**What the task requires:**
Across the listing below, how many lines hold "Evaluation"? Reply with the number by itself.

★ ★ ★ ★

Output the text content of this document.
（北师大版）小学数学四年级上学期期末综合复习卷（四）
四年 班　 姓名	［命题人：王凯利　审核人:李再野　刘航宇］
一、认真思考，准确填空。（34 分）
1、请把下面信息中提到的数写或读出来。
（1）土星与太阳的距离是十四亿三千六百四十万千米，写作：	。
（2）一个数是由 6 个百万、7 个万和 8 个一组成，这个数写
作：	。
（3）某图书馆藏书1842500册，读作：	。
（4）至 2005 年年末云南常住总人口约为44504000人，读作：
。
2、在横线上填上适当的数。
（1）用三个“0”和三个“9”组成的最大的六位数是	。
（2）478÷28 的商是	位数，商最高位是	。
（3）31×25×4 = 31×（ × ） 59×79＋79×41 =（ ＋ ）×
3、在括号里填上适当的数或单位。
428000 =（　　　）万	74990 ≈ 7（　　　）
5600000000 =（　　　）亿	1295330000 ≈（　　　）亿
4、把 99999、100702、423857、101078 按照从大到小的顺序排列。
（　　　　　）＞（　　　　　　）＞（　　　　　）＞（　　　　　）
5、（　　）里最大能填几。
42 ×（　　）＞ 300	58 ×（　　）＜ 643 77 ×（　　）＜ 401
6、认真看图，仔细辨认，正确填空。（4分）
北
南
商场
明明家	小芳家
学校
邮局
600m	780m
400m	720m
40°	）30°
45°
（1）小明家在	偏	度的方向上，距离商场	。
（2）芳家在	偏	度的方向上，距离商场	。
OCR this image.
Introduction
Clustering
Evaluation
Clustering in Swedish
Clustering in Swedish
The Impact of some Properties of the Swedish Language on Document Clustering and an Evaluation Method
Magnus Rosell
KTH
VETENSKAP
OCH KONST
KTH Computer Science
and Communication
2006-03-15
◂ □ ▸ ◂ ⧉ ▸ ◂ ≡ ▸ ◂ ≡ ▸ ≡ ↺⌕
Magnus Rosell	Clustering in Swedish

★ ★ ★ ★

**Exercise output:**
2